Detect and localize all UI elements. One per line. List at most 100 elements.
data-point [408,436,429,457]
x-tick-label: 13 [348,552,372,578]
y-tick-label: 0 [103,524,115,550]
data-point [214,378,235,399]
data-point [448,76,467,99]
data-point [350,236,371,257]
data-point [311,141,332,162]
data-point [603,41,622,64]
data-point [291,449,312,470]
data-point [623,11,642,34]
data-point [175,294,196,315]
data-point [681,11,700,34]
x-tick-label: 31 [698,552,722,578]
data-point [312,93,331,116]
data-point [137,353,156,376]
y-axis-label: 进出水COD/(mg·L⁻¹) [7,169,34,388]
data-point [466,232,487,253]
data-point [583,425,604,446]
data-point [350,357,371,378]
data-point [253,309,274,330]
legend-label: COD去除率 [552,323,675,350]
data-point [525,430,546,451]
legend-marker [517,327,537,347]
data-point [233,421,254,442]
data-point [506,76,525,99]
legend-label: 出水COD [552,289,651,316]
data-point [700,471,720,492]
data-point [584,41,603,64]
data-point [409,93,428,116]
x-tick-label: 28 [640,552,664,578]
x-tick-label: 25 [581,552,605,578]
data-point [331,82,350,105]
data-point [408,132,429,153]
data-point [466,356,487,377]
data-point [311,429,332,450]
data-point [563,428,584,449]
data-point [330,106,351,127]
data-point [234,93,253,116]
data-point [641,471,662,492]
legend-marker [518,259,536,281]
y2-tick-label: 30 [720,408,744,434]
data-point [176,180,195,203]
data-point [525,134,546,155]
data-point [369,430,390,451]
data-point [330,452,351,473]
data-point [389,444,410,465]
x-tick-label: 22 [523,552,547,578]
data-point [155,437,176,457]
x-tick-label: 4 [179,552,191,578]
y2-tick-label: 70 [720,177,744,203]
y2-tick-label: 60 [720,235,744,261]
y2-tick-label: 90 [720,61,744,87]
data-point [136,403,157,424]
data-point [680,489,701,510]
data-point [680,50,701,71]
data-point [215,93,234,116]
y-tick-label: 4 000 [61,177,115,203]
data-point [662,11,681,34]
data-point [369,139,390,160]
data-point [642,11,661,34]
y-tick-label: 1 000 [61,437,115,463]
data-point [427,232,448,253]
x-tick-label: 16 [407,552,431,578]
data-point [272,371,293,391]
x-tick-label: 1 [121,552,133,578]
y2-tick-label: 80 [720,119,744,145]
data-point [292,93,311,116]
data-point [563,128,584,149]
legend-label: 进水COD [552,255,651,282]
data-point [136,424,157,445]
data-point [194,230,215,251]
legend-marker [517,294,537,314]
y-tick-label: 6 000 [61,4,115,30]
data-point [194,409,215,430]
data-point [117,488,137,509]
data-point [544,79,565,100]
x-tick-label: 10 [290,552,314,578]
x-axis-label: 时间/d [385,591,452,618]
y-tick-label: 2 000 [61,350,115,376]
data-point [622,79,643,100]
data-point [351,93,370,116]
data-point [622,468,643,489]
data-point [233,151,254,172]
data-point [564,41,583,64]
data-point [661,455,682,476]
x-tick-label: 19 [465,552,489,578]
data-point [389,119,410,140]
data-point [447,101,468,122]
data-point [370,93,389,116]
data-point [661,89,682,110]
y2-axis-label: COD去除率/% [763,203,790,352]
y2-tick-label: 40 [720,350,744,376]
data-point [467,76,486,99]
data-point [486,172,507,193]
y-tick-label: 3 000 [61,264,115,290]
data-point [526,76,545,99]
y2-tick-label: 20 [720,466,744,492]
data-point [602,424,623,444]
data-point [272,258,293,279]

Task prompt:
Please write out the listing above from its first line up to and including the line containing "data-point [330,452,351,473]", changing nothing and adding no other lines.

Full answer:
Detect and localize all UI elements. One per line. List at most 100 elements.
data-point [408,436,429,457]
x-tick-label: 13 [348,552,372,578]
y-tick-label: 0 [103,524,115,550]
data-point [214,378,235,399]
data-point [448,76,467,99]
data-point [350,236,371,257]
data-point [311,141,332,162]
data-point [603,41,622,64]
data-point [291,449,312,470]
data-point [623,11,642,34]
data-point [175,294,196,315]
data-point [681,11,700,34]
x-tick-label: 31 [698,552,722,578]
data-point [312,93,331,116]
data-point [137,353,156,376]
y-axis-label: 进出水COD/(mg·L⁻¹) [7,169,34,388]
data-point [466,232,487,253]
data-point [583,425,604,446]
data-point [350,357,371,378]
data-point [253,309,274,330]
legend-label: COD去除率 [552,323,675,350]
data-point [525,430,546,451]
legend-marker [517,327,537,347]
data-point [233,421,254,442]
data-point [506,76,525,99]
legend-label: 出水COD [552,289,651,316]
data-point [700,471,720,492]
data-point [584,41,603,64]
data-point [409,93,428,116]
x-tick-label: 28 [640,552,664,578]
x-tick-label: 25 [581,552,605,578]
data-point [331,82,350,105]
data-point [408,132,429,153]
data-point [466,356,487,377]
data-point [311,429,332,450]
data-point [563,428,584,449]
data-point [330,106,351,127]
data-point [234,93,253,116]
data-point [641,471,662,492]
legend-marker [518,259,536,281]
y2-tick-label: 30 [720,408,744,434]
data-point [176,180,195,203]
data-point [525,134,546,155]
data-point [369,430,390,451]
data-point [330,452,351,473]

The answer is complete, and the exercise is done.